- **GOAL**
Copy every one of the following items line for line, without changing anything.

··· GIVEN INFORMATION

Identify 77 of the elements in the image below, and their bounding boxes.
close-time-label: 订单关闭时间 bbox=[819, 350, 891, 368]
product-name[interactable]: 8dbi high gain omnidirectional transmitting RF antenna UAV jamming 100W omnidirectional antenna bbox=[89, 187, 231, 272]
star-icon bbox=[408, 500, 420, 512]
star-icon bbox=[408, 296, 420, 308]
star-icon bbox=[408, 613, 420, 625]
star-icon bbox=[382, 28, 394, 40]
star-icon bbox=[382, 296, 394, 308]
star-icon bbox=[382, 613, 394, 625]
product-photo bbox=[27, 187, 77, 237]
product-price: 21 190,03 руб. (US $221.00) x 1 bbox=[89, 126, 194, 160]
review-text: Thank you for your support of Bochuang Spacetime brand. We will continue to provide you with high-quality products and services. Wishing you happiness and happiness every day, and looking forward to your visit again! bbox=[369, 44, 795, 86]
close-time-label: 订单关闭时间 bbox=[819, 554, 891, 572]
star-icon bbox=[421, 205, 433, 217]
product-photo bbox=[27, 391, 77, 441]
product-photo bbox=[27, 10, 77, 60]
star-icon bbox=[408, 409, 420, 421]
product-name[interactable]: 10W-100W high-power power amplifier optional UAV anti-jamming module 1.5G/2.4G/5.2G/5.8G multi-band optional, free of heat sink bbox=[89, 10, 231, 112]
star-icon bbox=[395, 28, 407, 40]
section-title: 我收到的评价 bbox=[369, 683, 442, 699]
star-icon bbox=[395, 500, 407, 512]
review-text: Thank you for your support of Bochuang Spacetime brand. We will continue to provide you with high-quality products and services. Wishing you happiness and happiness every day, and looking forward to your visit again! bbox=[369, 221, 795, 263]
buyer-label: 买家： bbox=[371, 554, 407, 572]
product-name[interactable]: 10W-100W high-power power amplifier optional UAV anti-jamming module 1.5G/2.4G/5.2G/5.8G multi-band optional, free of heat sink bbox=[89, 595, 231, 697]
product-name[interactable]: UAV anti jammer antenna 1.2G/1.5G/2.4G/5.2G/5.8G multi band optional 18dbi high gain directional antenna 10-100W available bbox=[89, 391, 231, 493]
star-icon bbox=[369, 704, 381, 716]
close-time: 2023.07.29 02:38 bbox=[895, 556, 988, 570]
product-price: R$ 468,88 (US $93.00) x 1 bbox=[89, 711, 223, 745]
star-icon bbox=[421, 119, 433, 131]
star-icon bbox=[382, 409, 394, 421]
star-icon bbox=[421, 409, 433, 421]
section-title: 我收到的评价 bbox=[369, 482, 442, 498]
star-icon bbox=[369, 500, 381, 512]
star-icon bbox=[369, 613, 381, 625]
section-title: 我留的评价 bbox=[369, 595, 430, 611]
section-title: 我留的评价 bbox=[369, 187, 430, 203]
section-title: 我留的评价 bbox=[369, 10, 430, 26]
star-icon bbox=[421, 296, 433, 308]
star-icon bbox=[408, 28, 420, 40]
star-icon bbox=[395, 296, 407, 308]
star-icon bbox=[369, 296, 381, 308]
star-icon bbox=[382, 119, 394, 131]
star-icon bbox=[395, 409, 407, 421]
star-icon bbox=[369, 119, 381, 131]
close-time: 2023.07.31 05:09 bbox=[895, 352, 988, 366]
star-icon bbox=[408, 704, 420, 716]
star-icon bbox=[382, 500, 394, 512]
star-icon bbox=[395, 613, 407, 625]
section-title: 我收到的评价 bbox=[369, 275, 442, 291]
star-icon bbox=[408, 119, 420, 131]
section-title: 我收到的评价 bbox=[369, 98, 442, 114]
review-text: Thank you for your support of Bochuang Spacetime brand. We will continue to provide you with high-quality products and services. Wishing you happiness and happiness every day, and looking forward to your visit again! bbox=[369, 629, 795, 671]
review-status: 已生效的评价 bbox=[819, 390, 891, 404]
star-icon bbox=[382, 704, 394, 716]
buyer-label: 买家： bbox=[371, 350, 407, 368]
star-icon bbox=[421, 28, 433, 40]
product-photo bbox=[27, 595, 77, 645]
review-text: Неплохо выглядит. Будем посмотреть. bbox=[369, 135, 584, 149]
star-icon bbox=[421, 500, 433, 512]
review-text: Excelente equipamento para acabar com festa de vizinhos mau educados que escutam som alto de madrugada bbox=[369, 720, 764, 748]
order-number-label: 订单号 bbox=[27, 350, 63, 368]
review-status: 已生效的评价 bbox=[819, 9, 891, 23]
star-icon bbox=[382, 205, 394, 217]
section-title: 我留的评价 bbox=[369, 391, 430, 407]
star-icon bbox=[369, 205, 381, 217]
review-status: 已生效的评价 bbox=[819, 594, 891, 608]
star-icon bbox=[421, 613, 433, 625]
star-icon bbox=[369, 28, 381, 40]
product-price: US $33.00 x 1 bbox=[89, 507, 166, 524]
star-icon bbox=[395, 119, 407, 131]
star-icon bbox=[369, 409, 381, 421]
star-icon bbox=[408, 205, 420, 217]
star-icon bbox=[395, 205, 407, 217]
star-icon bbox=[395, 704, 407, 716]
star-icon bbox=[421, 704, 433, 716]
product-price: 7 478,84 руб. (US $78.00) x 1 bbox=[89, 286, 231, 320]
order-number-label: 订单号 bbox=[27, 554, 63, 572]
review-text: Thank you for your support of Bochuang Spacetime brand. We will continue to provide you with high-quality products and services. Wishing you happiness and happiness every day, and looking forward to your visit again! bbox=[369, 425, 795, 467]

······

- **EXERCISE OUTPUT**
Identify 77 of the elements in the image below, and their bounding boxes.
close-time-label: 订单关闭时间 bbox=[819, 350, 891, 368]
product-name[interactable]: 8dbi high gain omnidirectional transmitting RF antenna UAV jamming 100W omnidirectional antenna bbox=[89, 187, 231, 272]
star-icon bbox=[408, 500, 420, 512]
star-icon bbox=[408, 296, 420, 308]
star-icon bbox=[408, 613, 420, 625]
star-icon bbox=[382, 28, 394, 40]
star-icon bbox=[382, 296, 394, 308]
star-icon bbox=[382, 613, 394, 625]
product-photo bbox=[27, 187, 77, 237]
product-price: 21 190,03 руб. (US $221.00) x 1 bbox=[89, 126, 194, 160]
review-text: Thank you for your support of Bochuang Spacetime brand. We will continue to provide you with high-quality products and services. Wishing you happiness and happiness every day, and looking forward to your visit again! bbox=[369, 44, 795, 86]
close-time-label: 订单关闭时间 bbox=[819, 554, 891, 572]
star-icon bbox=[421, 205, 433, 217]
product-photo bbox=[27, 391, 77, 441]
product-photo bbox=[27, 10, 77, 60]
star-icon bbox=[408, 409, 420, 421]
product-name[interactable]: 10W-100W high-power power amplifier optional UAV anti-jamming module 1.5G/2.4G/5.2G/5.8G multi-band optional, free of heat sink bbox=[89, 10, 231, 112]
star-icon bbox=[395, 28, 407, 40]
section-title: 我收到的评价 bbox=[369, 683, 442, 699]
star-icon bbox=[395, 500, 407, 512]
review-text: Thank you for your support of Bochuang Spacetime brand. We will continue to provide you with high-quality products and services. Wishing you happiness and happiness every day, and looking forward to your visit again! bbox=[369, 221, 795, 263]
buyer-label: 买家： bbox=[371, 554, 407, 572]
product-name[interactable]: 10W-100W high-power power amplifier optional UAV anti-jamming module 1.5G/2.4G/5.2G/5.8G multi-band optional, free of heat sink bbox=[89, 595, 231, 697]
product-name[interactable]: UAV anti jammer antenna 1.2G/1.5G/2.4G/5.2G/5.8G multi band optional 18dbi high gain directional antenna 10-100W available bbox=[89, 391, 231, 493]
star-icon bbox=[369, 704, 381, 716]
close-time: 2023.07.29 02:38 bbox=[895, 556, 988, 570]
product-price: R$ 468,88 (US $93.00) x 1 bbox=[89, 711, 223, 745]
star-icon bbox=[421, 119, 433, 131]
star-icon bbox=[382, 409, 394, 421]
star-icon bbox=[421, 409, 433, 421]
section-title: 我收到的评价 bbox=[369, 482, 442, 498]
star-icon bbox=[369, 500, 381, 512]
star-icon bbox=[369, 613, 381, 625]
section-title: 我留的评价 bbox=[369, 595, 430, 611]
section-title: 我留的评价 bbox=[369, 187, 430, 203]
section-title: 我留的评价 bbox=[369, 10, 430, 26]
star-icon bbox=[421, 296, 433, 308]
star-icon bbox=[408, 28, 420, 40]
star-icon bbox=[395, 296, 407, 308]
star-icon bbox=[369, 296, 381, 308]
star-icon bbox=[382, 119, 394, 131]
star-icon bbox=[395, 409, 407, 421]
star-icon bbox=[369, 119, 381, 131]
close-time: 2023.07.31 05:09 bbox=[895, 352, 988, 366]
star-icon bbox=[408, 704, 420, 716]
star-icon bbox=[382, 500, 394, 512]
star-icon bbox=[395, 613, 407, 625]
section-title: 我收到的评价 bbox=[369, 275, 442, 291]
star-icon bbox=[408, 119, 420, 131]
section-title: 我收到的评价 bbox=[369, 98, 442, 114]
review-text: Thank you for your support of Bochuang Spacetime brand. We will continue to provide you with high-quality products and services. Wishing you happiness and happiness every day, and looking forward to your visit again! bbox=[369, 629, 795, 671]
review-status: 已生效的评价 bbox=[819, 390, 891, 404]
star-icon bbox=[382, 704, 394, 716]
buyer-label: 买家： bbox=[371, 350, 407, 368]
star-icon bbox=[421, 28, 433, 40]
product-photo bbox=[27, 595, 77, 645]
review-text: Неплохо выглядит. Будем посмотреть. bbox=[369, 135, 584, 149]
star-icon bbox=[421, 500, 433, 512]
review-text: Excelente equipamento para acabar com festa de vizinhos mau educados que escutam som alto de madrugada bbox=[369, 720, 764, 748]
order-number-label: 订单号 bbox=[27, 350, 63, 368]
review-status: 已生效的评价 bbox=[819, 9, 891, 23]
star-icon bbox=[382, 205, 394, 217]
section-title: 我留的评价 bbox=[369, 391, 430, 407]
star-icon bbox=[369, 205, 381, 217]
review-status: 已生效的评价 bbox=[819, 594, 891, 608]
star-icon bbox=[421, 613, 433, 625]
star-icon bbox=[369, 28, 381, 40]
product-price: US $33.00 x 1 bbox=[89, 507, 166, 524]
star-icon bbox=[395, 119, 407, 131]
star-icon bbox=[369, 409, 381, 421]
star-icon bbox=[408, 205, 420, 217]
star-icon bbox=[395, 205, 407, 217]
star-icon bbox=[395, 704, 407, 716]
star-icon bbox=[421, 704, 433, 716]
product-price: 7 478,84 руб. (US $78.00) x 1 bbox=[89, 286, 231, 320]
order-number-label: 订单号 bbox=[27, 554, 63, 572]
review-text: Thank you for your support of Bochuang Spacetime brand. We will continue to provide you with high-quality products and services. Wishing you happiness and happiness every day, and looking forward to your visit again! bbox=[369, 425, 795, 467]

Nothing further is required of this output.